EXERCISE BRIEF — Reproduce all lines of the listing below in which the word "Conversão" occurs.

INPUT ROWS —

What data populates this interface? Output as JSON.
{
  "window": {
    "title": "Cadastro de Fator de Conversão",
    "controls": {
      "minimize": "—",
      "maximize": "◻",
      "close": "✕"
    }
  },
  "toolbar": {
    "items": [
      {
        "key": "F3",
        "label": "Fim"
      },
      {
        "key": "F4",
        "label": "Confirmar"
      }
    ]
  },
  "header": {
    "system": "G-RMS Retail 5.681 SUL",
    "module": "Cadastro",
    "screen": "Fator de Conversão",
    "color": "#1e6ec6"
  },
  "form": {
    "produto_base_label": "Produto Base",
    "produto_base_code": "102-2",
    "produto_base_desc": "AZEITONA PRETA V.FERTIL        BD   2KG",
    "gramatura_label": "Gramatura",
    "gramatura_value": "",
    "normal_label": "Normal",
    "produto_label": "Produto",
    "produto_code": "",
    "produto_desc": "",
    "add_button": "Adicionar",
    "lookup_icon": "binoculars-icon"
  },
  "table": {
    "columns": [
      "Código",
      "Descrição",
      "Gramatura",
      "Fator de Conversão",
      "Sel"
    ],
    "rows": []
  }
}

---

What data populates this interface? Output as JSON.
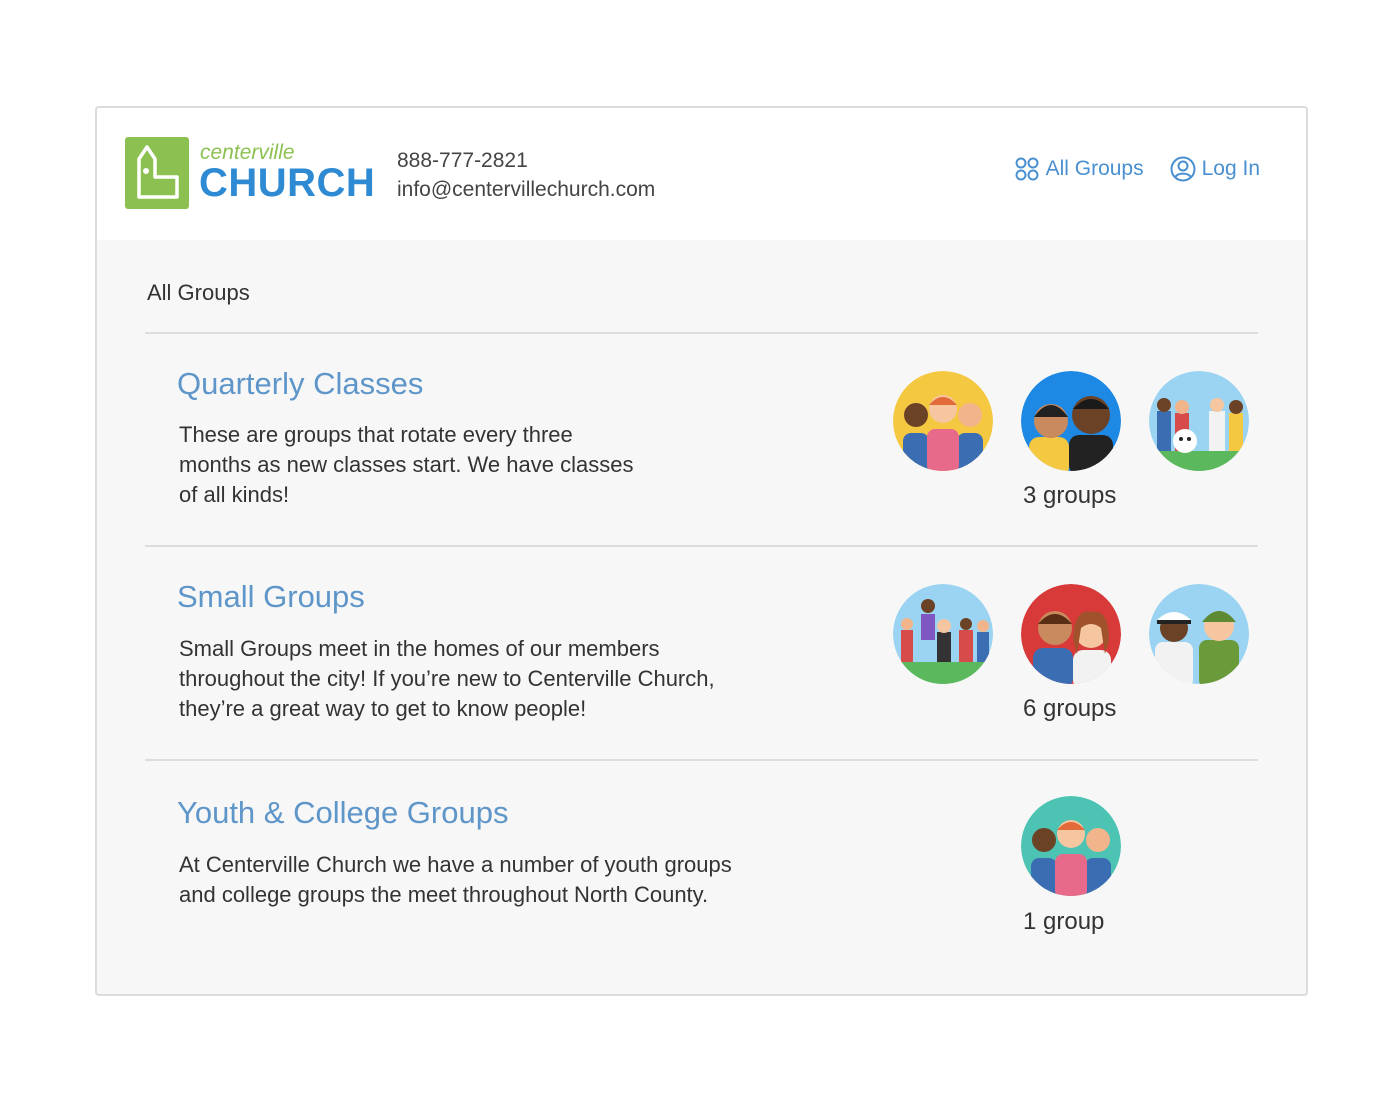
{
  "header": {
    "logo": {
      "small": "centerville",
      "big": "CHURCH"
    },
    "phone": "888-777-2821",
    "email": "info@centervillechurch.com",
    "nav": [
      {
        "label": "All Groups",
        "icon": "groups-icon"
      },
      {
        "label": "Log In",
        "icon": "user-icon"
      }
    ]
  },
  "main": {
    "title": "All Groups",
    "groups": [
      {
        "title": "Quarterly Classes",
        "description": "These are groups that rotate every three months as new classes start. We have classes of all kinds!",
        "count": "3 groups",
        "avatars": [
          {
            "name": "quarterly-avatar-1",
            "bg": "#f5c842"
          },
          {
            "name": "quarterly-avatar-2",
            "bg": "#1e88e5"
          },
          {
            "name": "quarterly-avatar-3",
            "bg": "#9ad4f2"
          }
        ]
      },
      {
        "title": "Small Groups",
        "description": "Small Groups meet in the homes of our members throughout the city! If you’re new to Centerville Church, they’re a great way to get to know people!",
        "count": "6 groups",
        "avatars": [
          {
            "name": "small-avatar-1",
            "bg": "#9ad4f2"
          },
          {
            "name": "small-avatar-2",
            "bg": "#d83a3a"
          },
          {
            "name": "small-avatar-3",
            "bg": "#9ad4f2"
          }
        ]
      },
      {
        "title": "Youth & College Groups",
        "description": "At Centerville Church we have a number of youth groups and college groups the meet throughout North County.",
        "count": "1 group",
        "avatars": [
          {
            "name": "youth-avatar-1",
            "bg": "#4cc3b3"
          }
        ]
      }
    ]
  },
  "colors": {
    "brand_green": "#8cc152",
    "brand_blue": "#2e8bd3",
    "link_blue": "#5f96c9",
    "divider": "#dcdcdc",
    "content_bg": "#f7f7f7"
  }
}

...

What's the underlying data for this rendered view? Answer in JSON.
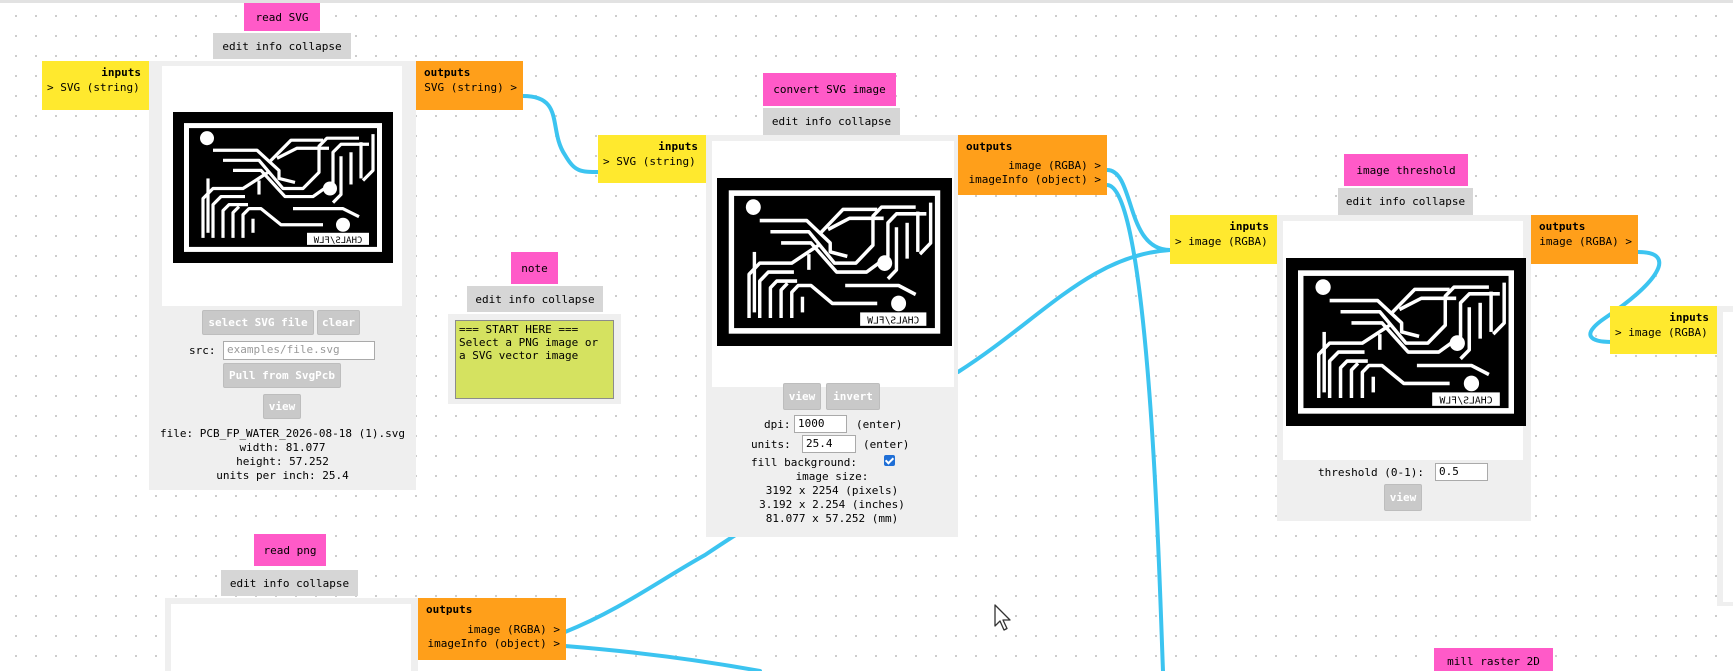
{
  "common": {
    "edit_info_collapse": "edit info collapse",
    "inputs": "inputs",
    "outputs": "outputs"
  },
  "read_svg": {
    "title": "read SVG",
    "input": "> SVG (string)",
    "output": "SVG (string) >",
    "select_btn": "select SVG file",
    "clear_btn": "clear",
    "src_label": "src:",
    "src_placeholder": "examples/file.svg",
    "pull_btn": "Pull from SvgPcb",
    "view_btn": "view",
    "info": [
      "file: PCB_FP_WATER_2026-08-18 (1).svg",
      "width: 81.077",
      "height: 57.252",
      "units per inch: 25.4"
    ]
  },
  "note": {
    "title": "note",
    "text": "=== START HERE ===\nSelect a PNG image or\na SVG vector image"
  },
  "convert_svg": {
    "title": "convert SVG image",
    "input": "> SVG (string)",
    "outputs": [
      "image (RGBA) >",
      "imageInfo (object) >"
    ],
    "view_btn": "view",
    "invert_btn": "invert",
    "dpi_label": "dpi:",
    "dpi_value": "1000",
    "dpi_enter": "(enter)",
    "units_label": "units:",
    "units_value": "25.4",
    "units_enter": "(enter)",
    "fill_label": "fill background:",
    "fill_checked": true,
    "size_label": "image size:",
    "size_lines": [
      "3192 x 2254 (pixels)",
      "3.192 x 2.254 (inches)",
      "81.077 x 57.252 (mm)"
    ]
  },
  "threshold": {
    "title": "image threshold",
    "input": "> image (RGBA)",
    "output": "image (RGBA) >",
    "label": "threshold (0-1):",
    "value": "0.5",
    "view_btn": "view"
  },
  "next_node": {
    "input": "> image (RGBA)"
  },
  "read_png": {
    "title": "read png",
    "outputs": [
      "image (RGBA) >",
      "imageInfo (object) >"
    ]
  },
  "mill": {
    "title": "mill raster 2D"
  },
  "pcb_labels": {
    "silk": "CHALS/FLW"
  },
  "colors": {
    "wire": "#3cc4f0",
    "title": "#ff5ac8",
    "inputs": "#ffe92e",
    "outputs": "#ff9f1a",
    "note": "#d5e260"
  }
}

RESULT —
    "title": "Cadastro de Fator de Conversão",
    "screen": "Fator de Conversão",
      "Fator de Conversão",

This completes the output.